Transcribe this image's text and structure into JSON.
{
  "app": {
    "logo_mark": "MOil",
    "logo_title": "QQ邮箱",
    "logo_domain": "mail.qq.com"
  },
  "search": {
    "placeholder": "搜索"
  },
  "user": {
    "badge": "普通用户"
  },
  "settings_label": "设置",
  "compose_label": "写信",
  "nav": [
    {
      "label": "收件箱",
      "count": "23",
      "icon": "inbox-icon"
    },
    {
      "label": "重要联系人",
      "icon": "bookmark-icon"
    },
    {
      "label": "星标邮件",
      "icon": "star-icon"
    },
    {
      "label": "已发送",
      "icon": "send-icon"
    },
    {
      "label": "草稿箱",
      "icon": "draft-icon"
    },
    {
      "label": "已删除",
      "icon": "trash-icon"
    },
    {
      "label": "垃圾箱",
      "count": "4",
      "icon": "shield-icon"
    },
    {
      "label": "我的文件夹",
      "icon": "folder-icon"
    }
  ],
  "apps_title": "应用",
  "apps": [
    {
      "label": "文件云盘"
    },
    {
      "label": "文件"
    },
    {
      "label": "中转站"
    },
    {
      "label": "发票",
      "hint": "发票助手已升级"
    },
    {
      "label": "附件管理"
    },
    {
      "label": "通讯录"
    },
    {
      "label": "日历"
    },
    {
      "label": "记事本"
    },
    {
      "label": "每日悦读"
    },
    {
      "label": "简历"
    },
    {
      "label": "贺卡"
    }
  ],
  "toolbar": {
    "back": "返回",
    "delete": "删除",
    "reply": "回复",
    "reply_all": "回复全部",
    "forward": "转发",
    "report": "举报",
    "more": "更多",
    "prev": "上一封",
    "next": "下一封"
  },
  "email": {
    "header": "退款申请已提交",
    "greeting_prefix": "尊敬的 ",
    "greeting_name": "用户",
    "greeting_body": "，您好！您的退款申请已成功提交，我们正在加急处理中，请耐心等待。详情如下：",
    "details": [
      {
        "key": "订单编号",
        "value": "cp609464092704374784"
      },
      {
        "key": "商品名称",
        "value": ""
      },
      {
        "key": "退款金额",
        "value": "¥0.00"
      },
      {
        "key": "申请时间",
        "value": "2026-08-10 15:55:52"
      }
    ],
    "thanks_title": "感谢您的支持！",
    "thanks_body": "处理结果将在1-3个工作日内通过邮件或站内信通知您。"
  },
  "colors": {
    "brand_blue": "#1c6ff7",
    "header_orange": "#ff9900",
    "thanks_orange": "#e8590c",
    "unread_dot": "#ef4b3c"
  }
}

▬▬▬▬▬▬▬▬▬▬

● WHAT THE TASK REQUIRES:
Set all of the entries down again, exactly as they were given.

● ANSWER IN FULL:
Transcribe this image's text and structure into JSON.
{
  "app": {
    "logo_mark": "MOil",
    "logo_title": "QQ邮箱",
    "logo_domain": "mail.qq.com"
  },
  "search": {
    "placeholder": "搜索"
  },
  "user": {
    "badge": "普通用户"
  },
  "settings_label": "设置",
  "compose_label": "写信",
  "nav": [
    {
      "label": "收件箱",
      "count": "23",
      "icon": "inbox-icon"
    },
    {
      "label": "重要联系人",
      "icon": "bookmark-icon"
    },
    {
      "label": "星标邮件",
      "icon": "star-icon"
    },
    {
      "label": "已发送",
      "icon": "send-icon"
    },
    {
      "label": "草稿箱",
      "icon": "draft-icon"
    },
    {
      "label": "已删除",
      "icon": "trash-icon"
    },
    {
      "label": "垃圾箱",
      "count": "4",
      "icon": "shield-icon"
    },
    {
      "label": "我的文件夹",
      "icon": "folder-icon"
    }
  ],
  "apps_title": "应用",
  "apps": [
    {
      "label": "文件云盘"
    },
    {
      "label": "文件"
    },
    {
      "label": "中转站"
    },
    {
      "label": "发票",
      "hint": "发票助手已升级"
    },
    {
      "label": "附件管理"
    },
    {
      "label": "通讯录"
    },
    {
      "label": "日历"
    },
    {
      "label": "记事本"
    },
    {
      "label": "每日悦读"
    },
    {
      "label": "简历"
    },
    {
      "label": "贺卡"
    }
  ],
  "toolbar": {
    "back": "返回",
    "delete": "删除",
    "reply": "回复",
    "reply_all": "回复全部",
    "forward": "转发",
    "report": "举报",
    "more": "更多",
    "prev": "上一封",
    "next": "下一封"
  },
  "email": {
    "header": "退款申请已提交",
    "greeting_prefix": "尊敬的 ",
    "greeting_name": "用户",
    "greeting_body": "，您好！您的退款申请已成功提交，我们正在加急处理中，请耐心等待。详情如下：",
    "details": [
      {
        "key": "订单编号",
        "value": "cp609464092704374784"
      },
      {
        "key": "商品名称",
        "value": ""
      },
      {
        "key": "退款金额",
        "value": "¥0.00"
      },
      {
        "key": "申请时间",
        "value": "2026-08-10 15:55:52"
      }
    ],
    "thanks_title": "感谢您的支持！",
    "thanks_body": "处理结果将在1-3个工作日内通过邮件或站内信通知您。"
  },
  "colors": {
    "brand_blue": "#1c6ff7",
    "header_orange": "#ff9900",
    "thanks_orange": "#e8590c",
    "unread_dot": "#ef4b3c"
  }
}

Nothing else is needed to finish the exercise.